## WRITTEN INSTRUCTION
Go through the entries one line at a time, and gather every line that has the word "Downloaded".

## PROVIDED DATA
....
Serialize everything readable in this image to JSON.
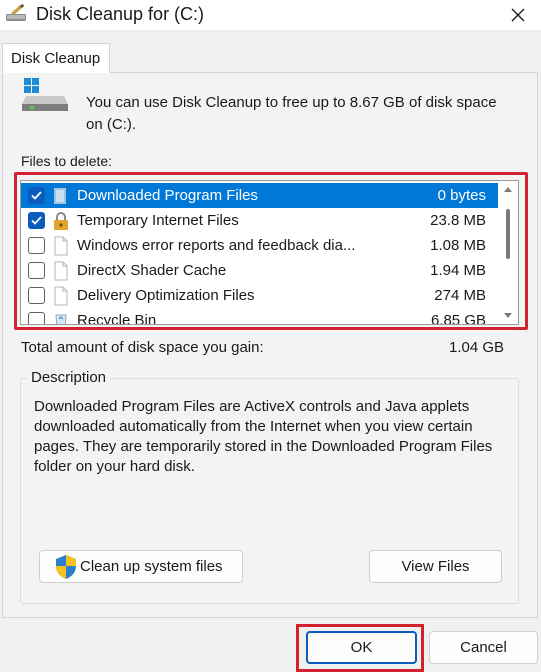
{
  "window": {
    "title": "Disk Cleanup for  (C:)"
  },
  "tab": {
    "label": "Disk Cleanup"
  },
  "intro": {
    "text": "You can use Disk Cleanup to free up to 8.67 GB of disk space on  (C:)."
  },
  "files": {
    "label": "Files to delete:",
    "items": [
      {
        "name": "Downloaded Program Files",
        "size": "0 bytes",
        "checked": true,
        "selected": true,
        "icon": "folder-icon"
      },
      {
        "name": "Temporary Internet Files",
        "size": "23.8 MB",
        "checked": true,
        "selected": false,
        "icon": "lock-icon"
      },
      {
        "name": "Windows error reports and feedback dia...",
        "size": "1.08 MB",
        "checked": false,
        "selected": false,
        "icon": "file-icon"
      },
      {
        "name": "DirectX Shader Cache",
        "size": "1.94 MB",
        "checked": false,
        "selected": false,
        "icon": "file-icon"
      },
      {
        "name": "Delivery Optimization Files",
        "size": "274 MB",
        "checked": false,
        "selected": false,
        "icon": "file-icon"
      },
      {
        "name": "Recycle Bin",
        "size": "6.85 GB",
        "checked": false,
        "selected": false,
        "icon": "recycle-bin-icon"
      }
    ]
  },
  "total": {
    "label": "Total amount of disk space you gain:",
    "value": "1.04 GB"
  },
  "description": {
    "title": "Description",
    "text": "Downloaded Program Files are ActiveX controls and Java applets downloaded automatically from the Internet when you view certain pages. They are temporarily stored in the Downloaded Program Files folder on your hard disk."
  },
  "buttons": {
    "cleanup": "Clean up system files",
    "view_files": "View Files",
    "ok": "OK",
    "cancel": "Cancel"
  },
  "colors": {
    "accent": "#0078d7",
    "highlight_frame": "#d0232f"
  }
}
....
## RESPONSE
        "name": "Downloaded Program Files",
    "text": "Downloaded Program Files are ActiveX controls and Java applets downloaded automatically from the Internet when you view certain pages. They are temporarily stored in the Downloaded Program Files folder on your hard disk."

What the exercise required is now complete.